→ **SET EXERCISE**: Do any lines in the data below contain "dzieci"? If so, copy every one of them.

───── DATA ROWS

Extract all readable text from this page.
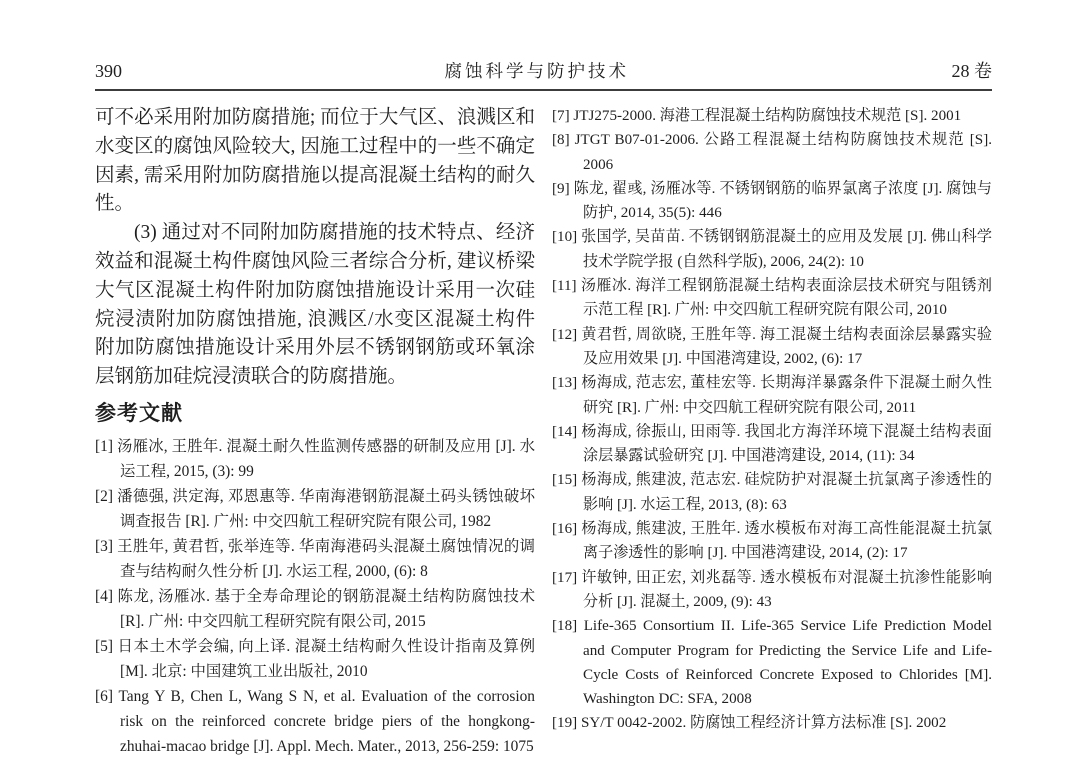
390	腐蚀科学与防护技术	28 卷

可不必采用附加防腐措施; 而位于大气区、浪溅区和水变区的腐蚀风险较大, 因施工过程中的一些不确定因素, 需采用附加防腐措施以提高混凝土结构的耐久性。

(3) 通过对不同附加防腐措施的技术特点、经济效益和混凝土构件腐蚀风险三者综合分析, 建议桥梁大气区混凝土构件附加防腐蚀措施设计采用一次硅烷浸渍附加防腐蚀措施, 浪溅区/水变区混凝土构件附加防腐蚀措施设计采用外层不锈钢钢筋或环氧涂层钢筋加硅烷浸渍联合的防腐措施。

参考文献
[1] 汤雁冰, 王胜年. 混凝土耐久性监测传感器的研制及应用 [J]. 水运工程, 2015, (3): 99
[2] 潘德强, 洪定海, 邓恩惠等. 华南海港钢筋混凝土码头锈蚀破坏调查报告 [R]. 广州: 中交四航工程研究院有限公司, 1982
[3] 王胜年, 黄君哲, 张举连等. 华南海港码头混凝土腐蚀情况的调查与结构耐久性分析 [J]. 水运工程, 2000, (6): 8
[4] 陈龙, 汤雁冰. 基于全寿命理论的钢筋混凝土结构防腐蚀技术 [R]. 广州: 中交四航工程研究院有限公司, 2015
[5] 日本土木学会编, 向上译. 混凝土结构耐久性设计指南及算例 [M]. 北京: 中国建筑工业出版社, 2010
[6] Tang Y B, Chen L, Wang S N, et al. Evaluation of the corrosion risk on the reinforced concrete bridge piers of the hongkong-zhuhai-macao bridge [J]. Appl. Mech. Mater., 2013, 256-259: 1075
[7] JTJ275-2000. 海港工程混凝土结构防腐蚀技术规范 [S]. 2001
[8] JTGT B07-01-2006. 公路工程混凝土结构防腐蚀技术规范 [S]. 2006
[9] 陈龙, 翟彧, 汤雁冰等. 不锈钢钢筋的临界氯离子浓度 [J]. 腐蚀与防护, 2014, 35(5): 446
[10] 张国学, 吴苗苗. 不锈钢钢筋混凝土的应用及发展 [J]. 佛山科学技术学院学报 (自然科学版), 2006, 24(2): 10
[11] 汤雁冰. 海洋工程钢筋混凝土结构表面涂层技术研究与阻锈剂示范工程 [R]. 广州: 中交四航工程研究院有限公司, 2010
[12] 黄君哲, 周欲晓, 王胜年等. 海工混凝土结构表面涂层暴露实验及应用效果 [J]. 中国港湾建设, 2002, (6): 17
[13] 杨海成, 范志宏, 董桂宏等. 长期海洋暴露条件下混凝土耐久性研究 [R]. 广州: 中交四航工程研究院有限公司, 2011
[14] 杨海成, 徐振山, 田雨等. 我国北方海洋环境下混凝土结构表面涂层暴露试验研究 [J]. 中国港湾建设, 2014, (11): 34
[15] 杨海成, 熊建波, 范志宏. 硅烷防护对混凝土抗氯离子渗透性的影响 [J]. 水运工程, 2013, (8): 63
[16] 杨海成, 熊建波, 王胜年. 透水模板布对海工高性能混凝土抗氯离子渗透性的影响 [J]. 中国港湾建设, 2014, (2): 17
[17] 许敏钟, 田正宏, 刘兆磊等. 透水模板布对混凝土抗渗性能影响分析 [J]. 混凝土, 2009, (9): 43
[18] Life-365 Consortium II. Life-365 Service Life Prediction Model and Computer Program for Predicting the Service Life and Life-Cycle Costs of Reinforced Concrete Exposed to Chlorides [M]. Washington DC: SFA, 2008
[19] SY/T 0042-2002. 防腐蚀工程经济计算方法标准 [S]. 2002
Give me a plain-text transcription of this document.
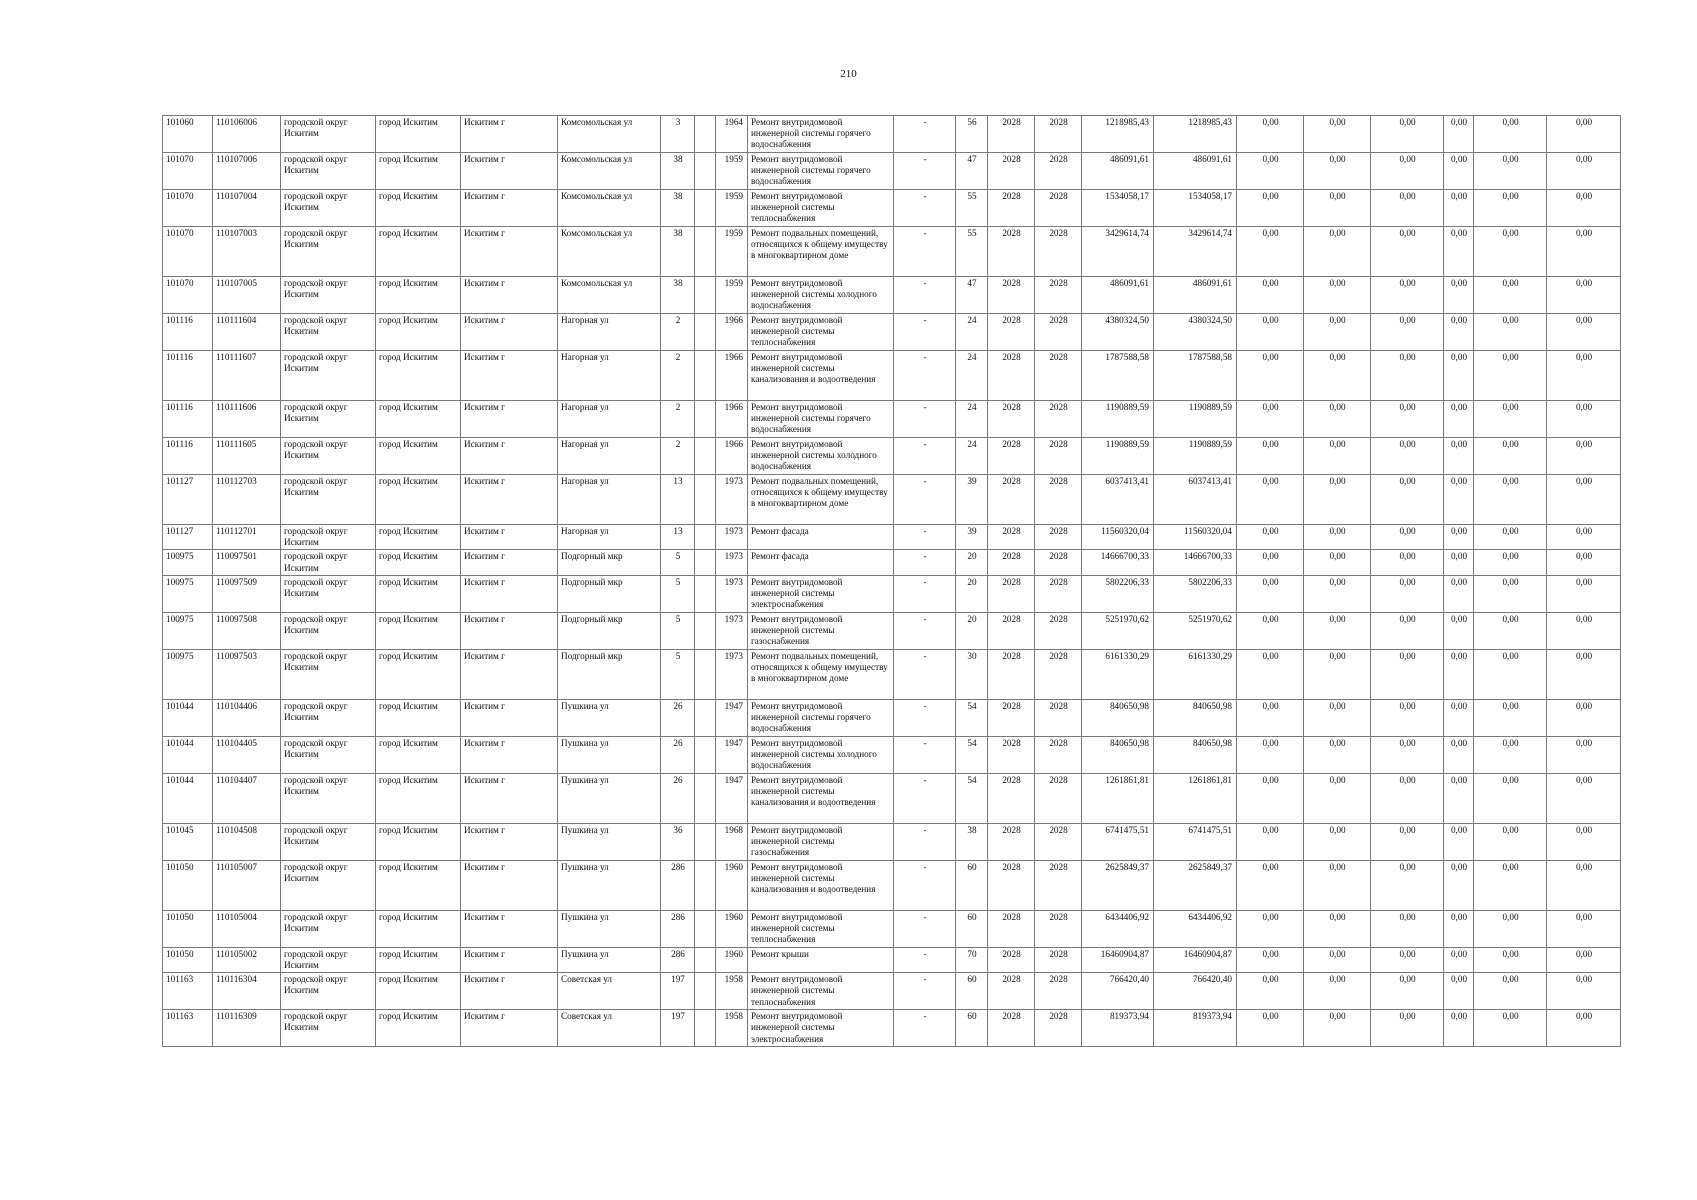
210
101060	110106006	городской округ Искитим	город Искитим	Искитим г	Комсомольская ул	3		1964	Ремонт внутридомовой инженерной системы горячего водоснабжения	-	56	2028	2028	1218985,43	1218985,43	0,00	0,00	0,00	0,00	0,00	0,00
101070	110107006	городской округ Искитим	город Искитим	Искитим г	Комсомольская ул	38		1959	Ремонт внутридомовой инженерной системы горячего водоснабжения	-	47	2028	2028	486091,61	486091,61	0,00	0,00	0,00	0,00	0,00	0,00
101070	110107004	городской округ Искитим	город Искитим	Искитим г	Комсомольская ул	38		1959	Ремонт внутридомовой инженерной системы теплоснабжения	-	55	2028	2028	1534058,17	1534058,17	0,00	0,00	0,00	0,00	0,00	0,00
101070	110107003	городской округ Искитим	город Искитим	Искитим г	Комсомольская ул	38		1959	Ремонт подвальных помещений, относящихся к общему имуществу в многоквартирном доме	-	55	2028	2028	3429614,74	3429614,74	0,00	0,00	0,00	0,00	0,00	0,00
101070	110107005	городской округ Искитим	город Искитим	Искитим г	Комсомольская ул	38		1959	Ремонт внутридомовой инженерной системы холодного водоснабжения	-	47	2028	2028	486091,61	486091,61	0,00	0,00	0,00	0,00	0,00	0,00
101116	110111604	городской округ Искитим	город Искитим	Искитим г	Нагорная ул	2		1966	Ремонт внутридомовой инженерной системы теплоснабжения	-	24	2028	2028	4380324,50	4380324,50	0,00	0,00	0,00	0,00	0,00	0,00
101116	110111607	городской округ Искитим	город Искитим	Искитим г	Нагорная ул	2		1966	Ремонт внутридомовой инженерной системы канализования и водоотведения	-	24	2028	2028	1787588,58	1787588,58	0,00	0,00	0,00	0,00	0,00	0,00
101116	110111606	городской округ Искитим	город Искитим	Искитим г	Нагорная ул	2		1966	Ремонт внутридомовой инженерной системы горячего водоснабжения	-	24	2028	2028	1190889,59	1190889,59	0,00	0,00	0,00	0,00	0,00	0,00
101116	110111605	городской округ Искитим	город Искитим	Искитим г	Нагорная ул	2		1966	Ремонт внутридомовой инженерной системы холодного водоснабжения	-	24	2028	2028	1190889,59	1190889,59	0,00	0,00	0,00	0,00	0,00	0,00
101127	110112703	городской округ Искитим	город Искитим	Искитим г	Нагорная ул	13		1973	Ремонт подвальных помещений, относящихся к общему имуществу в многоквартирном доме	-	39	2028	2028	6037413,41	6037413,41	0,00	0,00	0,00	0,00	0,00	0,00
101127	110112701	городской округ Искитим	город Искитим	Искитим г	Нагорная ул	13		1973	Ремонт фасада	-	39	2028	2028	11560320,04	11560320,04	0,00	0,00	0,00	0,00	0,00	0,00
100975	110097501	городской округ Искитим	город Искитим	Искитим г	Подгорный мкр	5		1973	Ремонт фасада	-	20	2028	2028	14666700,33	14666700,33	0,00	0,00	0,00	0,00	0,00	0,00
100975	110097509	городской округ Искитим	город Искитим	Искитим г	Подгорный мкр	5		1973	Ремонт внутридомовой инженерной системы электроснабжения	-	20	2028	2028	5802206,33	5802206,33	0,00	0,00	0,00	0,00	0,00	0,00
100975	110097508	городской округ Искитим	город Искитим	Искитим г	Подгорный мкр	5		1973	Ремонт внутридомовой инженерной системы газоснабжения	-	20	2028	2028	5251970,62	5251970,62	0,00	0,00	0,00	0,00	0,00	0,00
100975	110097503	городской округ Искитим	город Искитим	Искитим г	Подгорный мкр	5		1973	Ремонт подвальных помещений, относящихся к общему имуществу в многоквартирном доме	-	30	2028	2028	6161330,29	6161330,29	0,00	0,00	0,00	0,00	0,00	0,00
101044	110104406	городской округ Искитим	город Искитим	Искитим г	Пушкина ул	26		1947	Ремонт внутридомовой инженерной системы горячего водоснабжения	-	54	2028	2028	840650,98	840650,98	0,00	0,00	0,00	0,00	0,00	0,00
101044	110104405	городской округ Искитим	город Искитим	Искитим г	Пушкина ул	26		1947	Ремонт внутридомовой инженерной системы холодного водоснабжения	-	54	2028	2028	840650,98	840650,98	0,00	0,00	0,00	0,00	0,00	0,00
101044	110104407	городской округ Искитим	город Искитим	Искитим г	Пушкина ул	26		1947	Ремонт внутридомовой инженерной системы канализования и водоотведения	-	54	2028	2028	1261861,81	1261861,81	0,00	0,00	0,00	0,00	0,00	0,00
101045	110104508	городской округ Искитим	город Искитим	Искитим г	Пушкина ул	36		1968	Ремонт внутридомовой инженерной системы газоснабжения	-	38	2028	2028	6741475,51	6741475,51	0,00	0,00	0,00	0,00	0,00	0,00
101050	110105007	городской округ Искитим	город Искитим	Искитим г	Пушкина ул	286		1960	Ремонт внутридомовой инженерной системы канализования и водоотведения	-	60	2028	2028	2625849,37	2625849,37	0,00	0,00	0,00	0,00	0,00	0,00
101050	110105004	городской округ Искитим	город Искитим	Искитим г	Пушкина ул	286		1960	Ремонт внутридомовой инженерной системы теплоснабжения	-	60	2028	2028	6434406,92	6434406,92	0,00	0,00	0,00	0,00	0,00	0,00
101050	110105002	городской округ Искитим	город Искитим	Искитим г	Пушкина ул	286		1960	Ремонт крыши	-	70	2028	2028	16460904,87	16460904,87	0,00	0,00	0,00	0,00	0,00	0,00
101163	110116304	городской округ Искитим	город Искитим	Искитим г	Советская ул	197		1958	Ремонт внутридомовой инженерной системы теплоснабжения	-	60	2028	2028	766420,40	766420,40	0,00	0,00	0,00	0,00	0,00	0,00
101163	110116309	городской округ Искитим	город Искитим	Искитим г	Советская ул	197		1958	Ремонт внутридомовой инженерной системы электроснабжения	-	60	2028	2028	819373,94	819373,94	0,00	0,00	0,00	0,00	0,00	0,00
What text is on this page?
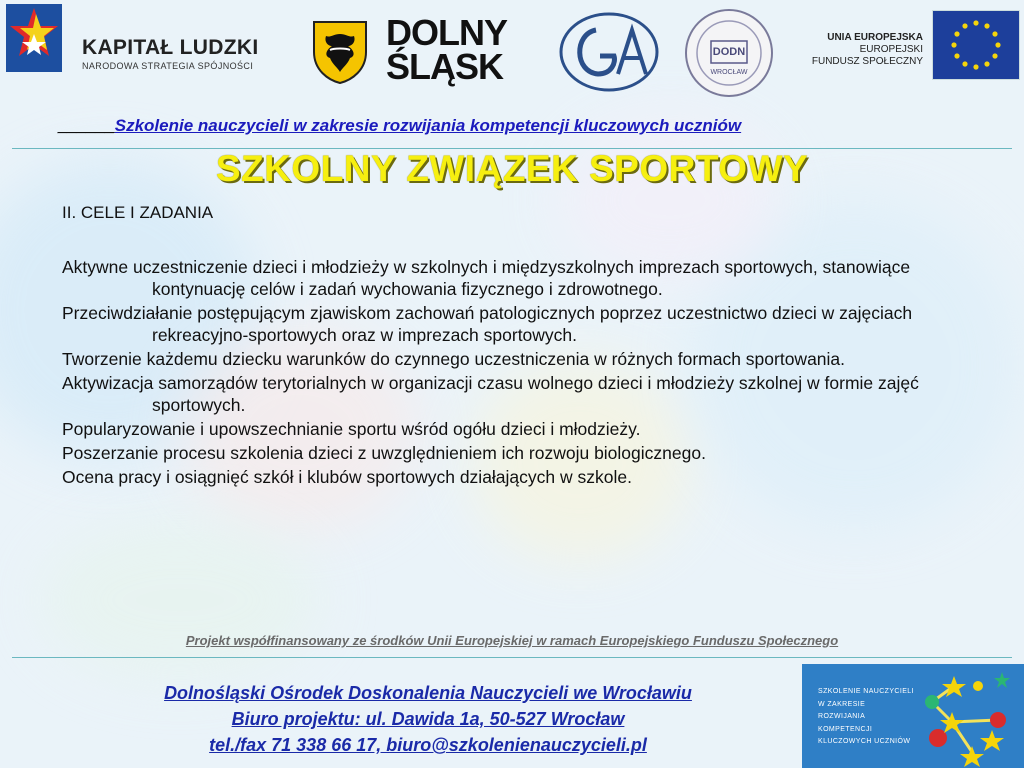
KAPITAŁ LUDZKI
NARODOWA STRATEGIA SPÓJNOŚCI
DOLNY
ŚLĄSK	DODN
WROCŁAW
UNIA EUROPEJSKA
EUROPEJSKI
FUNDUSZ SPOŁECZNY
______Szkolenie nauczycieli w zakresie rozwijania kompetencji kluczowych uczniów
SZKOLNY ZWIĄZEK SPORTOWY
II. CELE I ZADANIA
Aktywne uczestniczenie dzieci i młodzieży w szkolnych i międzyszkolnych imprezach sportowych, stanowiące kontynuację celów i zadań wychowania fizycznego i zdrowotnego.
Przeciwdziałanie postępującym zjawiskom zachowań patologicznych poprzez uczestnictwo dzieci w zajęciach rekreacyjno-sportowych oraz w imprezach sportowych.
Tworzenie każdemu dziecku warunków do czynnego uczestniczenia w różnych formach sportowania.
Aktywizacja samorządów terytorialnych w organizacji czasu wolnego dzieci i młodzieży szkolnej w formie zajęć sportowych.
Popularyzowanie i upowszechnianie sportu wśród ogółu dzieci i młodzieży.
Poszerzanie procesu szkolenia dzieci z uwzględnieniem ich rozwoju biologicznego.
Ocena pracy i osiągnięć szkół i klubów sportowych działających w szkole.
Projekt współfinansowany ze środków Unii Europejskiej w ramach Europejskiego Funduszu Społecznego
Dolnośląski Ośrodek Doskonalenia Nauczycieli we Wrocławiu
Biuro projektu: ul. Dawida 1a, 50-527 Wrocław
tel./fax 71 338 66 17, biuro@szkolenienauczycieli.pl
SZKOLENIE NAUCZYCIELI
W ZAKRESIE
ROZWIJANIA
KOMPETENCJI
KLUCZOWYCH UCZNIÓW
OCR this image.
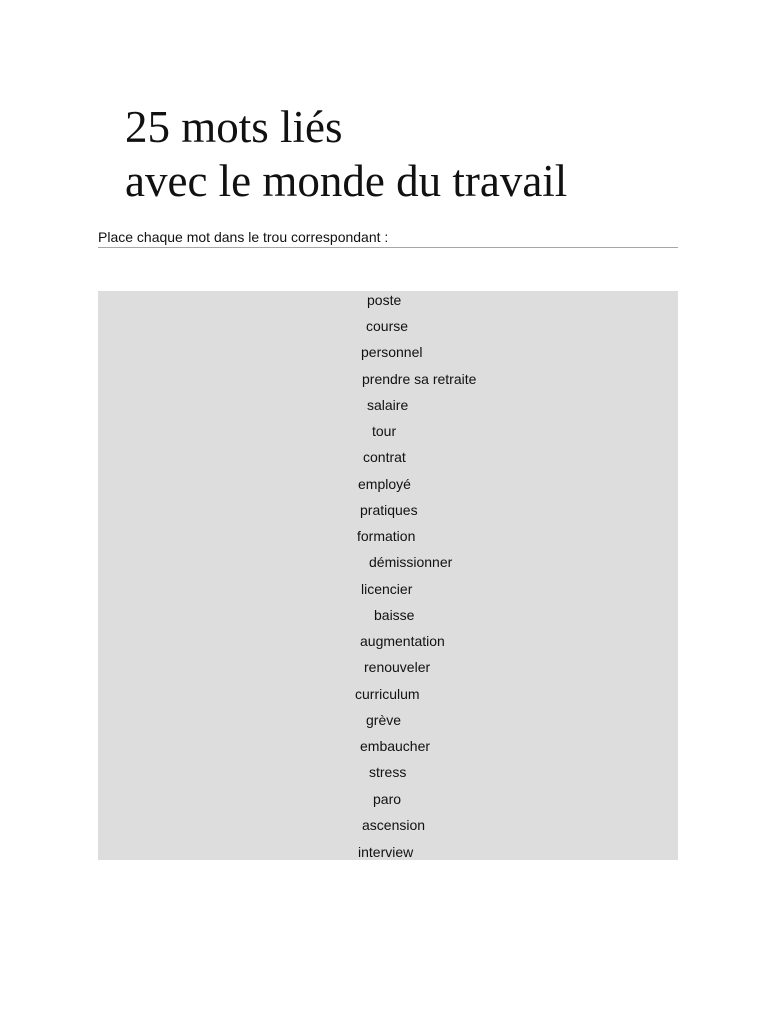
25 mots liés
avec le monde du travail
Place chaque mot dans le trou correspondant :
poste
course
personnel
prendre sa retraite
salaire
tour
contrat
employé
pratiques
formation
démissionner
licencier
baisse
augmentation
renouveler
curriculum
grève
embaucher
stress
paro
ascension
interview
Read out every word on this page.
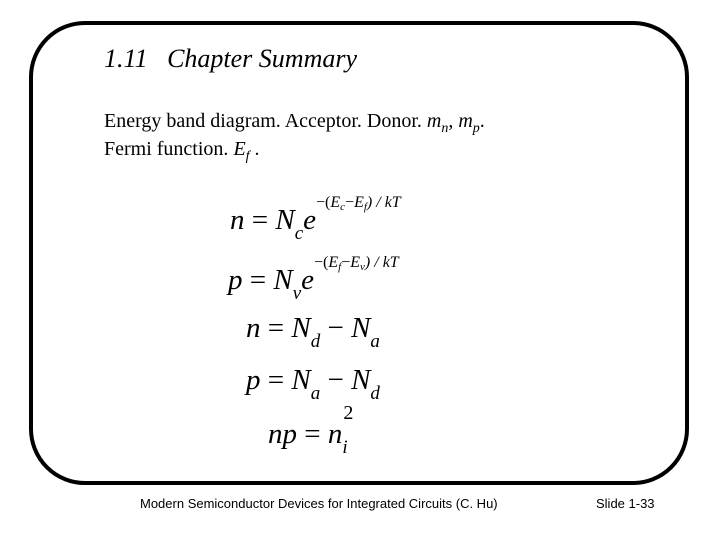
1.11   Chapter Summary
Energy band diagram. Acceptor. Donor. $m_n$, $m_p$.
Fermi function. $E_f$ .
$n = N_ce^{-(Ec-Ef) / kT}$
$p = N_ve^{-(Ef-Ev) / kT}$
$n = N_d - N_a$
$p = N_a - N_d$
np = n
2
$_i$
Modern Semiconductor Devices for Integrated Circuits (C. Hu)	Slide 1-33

──────────

→ **EXERCISE RESULT**:
Aktywne uczestniczenie dzieci i młodzieży w szkolnych i międzyszkolnych imprezach sportowych, stanowiące kontynuację celów i zadań wychowania fizycznego i zdrowotnego.
Przeciwdziałanie postępującym zjawiskom zachowań patologicznych poprzez uczestnictwo dzieci w zajęciach rekreacyjno-sportowych oraz w imprezach sportowych.
Aktywizacja samorządów terytorialnych w organizacji czasu wolnego dzieci i młodzieży szkolnej w formie zajęć sportowych.
Popularyzowanie i upowszechnianie sportu wśród ogółu dzieci i młodzieży.
Poszerzanie procesu szkolenia dzieci z uwzględnieniem ich rozwoju biologicznego.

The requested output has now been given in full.